>> START EXERCISE MATERIAL

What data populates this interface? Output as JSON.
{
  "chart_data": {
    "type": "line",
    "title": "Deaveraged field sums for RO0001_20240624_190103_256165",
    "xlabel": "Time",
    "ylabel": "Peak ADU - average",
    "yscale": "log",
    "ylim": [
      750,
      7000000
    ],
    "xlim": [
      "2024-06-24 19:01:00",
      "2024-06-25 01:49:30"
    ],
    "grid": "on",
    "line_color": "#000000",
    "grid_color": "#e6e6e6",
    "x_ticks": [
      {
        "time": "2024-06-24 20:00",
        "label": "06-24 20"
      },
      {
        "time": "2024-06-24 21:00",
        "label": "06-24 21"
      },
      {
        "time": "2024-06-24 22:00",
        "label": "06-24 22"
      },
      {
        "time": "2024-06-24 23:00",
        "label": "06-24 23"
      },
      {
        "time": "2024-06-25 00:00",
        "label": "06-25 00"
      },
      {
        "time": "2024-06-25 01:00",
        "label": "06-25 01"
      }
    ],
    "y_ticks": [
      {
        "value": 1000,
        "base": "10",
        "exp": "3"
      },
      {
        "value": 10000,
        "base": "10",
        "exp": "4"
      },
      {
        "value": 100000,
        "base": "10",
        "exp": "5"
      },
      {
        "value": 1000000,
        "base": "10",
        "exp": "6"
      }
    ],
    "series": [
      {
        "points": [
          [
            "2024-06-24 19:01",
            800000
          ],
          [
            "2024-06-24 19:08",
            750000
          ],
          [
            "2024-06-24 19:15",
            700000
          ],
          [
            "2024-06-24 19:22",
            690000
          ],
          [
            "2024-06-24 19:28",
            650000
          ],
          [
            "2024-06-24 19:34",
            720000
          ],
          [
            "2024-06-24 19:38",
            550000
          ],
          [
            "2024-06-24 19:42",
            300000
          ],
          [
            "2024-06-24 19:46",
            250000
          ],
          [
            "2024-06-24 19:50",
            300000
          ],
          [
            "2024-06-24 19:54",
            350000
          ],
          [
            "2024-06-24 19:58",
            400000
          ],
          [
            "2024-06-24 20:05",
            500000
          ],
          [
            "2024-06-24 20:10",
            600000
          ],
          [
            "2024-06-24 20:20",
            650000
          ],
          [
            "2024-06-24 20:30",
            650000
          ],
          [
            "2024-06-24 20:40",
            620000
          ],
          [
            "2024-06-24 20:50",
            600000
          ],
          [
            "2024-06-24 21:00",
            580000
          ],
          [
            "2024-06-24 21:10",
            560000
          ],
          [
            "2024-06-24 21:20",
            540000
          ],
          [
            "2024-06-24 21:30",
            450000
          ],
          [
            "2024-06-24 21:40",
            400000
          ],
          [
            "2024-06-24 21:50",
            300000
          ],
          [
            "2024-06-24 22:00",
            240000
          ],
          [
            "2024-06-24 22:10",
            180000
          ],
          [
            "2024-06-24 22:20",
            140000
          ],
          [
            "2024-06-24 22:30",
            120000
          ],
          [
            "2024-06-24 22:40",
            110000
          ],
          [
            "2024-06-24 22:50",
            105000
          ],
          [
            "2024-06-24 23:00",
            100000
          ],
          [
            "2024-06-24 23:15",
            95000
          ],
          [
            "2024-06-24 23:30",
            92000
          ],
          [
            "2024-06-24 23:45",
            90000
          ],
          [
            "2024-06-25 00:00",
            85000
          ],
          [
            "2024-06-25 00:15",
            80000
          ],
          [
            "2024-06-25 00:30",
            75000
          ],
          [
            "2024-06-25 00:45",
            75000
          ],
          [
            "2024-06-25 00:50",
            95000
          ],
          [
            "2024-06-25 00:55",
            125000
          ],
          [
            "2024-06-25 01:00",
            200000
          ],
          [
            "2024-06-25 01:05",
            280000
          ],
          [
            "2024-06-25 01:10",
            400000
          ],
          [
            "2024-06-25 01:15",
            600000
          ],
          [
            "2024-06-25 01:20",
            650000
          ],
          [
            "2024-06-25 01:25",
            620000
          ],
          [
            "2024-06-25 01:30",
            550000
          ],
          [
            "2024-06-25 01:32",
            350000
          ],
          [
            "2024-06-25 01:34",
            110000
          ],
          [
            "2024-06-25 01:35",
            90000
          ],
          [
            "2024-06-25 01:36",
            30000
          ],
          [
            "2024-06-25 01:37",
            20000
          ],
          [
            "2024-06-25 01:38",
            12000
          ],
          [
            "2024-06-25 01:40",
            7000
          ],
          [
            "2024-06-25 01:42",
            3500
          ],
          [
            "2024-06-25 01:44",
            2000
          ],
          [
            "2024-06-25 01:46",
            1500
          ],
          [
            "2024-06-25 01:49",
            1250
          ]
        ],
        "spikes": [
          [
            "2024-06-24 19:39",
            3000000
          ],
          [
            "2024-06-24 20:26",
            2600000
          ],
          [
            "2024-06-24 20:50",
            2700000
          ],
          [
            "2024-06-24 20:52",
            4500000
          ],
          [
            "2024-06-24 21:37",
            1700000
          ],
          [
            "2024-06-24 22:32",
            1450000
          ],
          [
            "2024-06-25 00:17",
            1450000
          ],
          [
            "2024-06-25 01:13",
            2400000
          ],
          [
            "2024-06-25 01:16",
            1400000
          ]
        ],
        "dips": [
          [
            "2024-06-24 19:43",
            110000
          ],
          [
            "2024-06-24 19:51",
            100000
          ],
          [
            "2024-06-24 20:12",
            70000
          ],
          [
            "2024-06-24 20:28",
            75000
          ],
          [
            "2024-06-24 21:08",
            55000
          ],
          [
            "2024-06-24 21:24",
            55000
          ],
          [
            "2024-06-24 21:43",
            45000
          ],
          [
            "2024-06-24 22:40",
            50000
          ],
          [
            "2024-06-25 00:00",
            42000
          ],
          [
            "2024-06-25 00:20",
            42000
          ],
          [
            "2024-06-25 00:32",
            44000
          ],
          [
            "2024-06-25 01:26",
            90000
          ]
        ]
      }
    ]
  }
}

>> END EXERCISE MATERIAL

### EXERCISE INSTRUCTIONS
Reproduce every record, matching each line exactly.

### SOLVED PROBLEM
What data populates this interface? Output as JSON.
{
  "chart_data": {
    "type": "line",
    "title": "Deaveraged field sums for RO0001_20240624_190103_256165",
    "xlabel": "Time",
    "ylabel": "Peak ADU - average",
    "yscale": "log",
    "ylim": [
      750,
      7000000
    ],
    "xlim": [
      "2024-06-24 19:01:00",
      "2024-06-25 01:49:30"
    ],
    "grid": "on",
    "line_color": "#000000",
    "grid_color": "#e6e6e6",
    "x_ticks": [
      {
        "time": "2024-06-24 20:00",
        "label": "06-24 20"
      },
      {
        "time": "2024-06-24 21:00",
        "label": "06-24 21"
      },
      {
        "time": "2024-06-24 22:00",
        "label": "06-24 22"
      },
      {
        "time": "2024-06-24 23:00",
        "label": "06-24 23"
      },
      {
        "time": "2024-06-25 00:00",
        "label": "06-25 00"
      },
      {
        "time": "2024-06-25 01:00",
        "label": "06-25 01"
      }
    ],
    "y_ticks": [
      {
        "value": 1000,
        "base": "10",
        "exp": "3"
      },
      {
        "value": 10000,
        "base": "10",
        "exp": "4"
      },
      {
        "value": 100000,
        "base": "10",
        "exp": "5"
      },
      {
        "value": 1000000,
        "base": "10",
        "exp": "6"
      }
    ],
    "series": [
      {
        "points": [
          [
            "2024-06-24 19:01",
            800000
          ],
          [
            "2024-06-24 19:08",
            750000
          ],
          [
            "2024-06-24 19:15",
            700000
          ],
          [
            "2024-06-24 19:22",
            690000
          ],
          [
            "2024-06-24 19:28",
            650000
          ],
          [
            "2024-06-24 19:34",
            720000
          ],
          [
            "2024-06-24 19:38",
            550000
          ],
          [
            "2024-06-24 19:42",
            300000
          ],
          [
            "2024-06-24 19:46",
            250000
          ],
          [
            "2024-06-24 19:50",
            300000
          ],
          [
            "2024-06-24 19:54",
            350000
          ],
          [
            "2024-06-24 19:58",
            400000
          ],
          [
            "2024-06-24 20:05",
            500000
          ],
          [
            "2024-06-24 20:10",
            600000
          ],
          [
            "2024-06-24 20:20",
            650000
          ],
          [
            "2024-06-24 20:30",
            650000
          ],
          [
            "2024-06-24 20:40",
            620000
          ],
          [
            "2024-06-24 20:50",
            600000
          ],
          [
            "2024-06-24 21:00",
            580000
          ],
          [
            "2024-06-24 21:10",
            560000
          ],
          [
            "2024-06-24 21:20",
            540000
          ],
          [
            "2024-06-24 21:30",
            450000
          ],
          [
            "2024-06-24 21:40",
            400000
          ],
          [
            "2024-06-24 21:50",
            300000
          ],
          [
            "2024-06-24 22:00",
            240000
          ],
          [
            "2024-06-24 22:10",
            180000
          ],
          [
            "2024-06-24 22:20",
            140000
          ],
          [
            "2024-06-24 22:30",
            120000
          ],
          [
            "2024-06-24 22:40",
            110000
          ],
          [
            "2024-06-24 22:50",
            105000
          ],
          [
            "2024-06-24 23:00",
            100000
          ],
          [
            "2024-06-24 23:15",
            95000
          ],
          [
            "2024-06-24 23:30",
            92000
          ],
          [
            "2024-06-24 23:45",
            90000
          ],
          [
            "2024-06-25 00:00",
            85000
          ],
          [
            "2024-06-25 00:15",
            80000
          ],
          [
            "2024-06-25 00:30",
            75000
          ],
          [
            "2024-06-25 00:45",
            75000
          ],
          [
            "2024-06-25 00:50",
            95000
          ],
          [
            "2024-06-25 00:55",
            125000
          ],
          [
            "2024-06-25 01:00",
            200000
          ],
          [
            "2024-06-25 01:05",
            280000
          ],
          [
            "2024-06-25 01:10",
            400000
          ],
          [
            "2024-06-25 01:15",
            600000
          ],
          [
            "2024-06-25 01:20",
            650000
          ],
          [
            "2024-06-25 01:25",
            620000
          ],
          [
            "2024-06-25 01:30",
            550000
          ],
          [
            "2024-06-25 01:32",
            350000
          ],
          [
            "2024-06-25 01:34",
            110000
          ],
          [
            "2024-06-25 01:35",
            90000
          ],
          [
            "2024-06-25 01:36",
            30000
          ],
          [
            "2024-06-25 01:37",
            20000
          ],
          [
            "2024-06-25 01:38",
            12000
          ],
          [
            "2024-06-25 01:40",
            7000
          ],
          [
            "2024-06-25 01:42",
            3500
          ],
          [
            "2024-06-25 01:44",
            2000
          ],
          [
            "2024-06-25 01:46",
            1500
          ],
          [
            "2024-06-25 01:49",
            1250
          ]
        ],
        "spikes": [
          [
            "2024-06-24 19:39",
            3000000
          ],
          [
            "2024-06-24 20:26",
            2600000
          ],
          [
            "2024-06-24 20:50",
            2700000
          ],
          [
            "2024-06-24 20:52",
            4500000
          ],
          [
            "2024-06-24 21:37",
            1700000
          ],
          [
            "2024-06-24 22:32",
            1450000
          ],
          [
            "2024-06-25 00:17",
            1450000
          ],
          [
            "2024-06-25 01:13",
            2400000
          ],
          [
            "2024-06-25 01:16",
            1400000
          ]
        ],
        "dips": [
          [
            "2024-06-24 19:43",
            110000
          ],
          [
            "2024-06-24 19:51",
            100000
          ],
          [
            "2024-06-24 20:12",
            70000
          ],
          [
            "2024-06-24 20:28",
            75000
          ],
          [
            "2024-06-24 21:08",
            55000
          ],
          [
            "2024-06-24 21:24",
            55000
          ],
          [
            "2024-06-24 21:43",
            45000
          ],
          [
            "2024-06-24 22:40",
            50000
          ],
          [
            "2024-06-25 00:00",
            42000
          ],
          [
            "2024-06-25 00:20",
            42000
          ],
          [
            "2024-06-25 00:32",
            44000
          ],
          [
            "2024-06-25 01:26",
            90000
          ]
        ]
      }
    ]
  }
}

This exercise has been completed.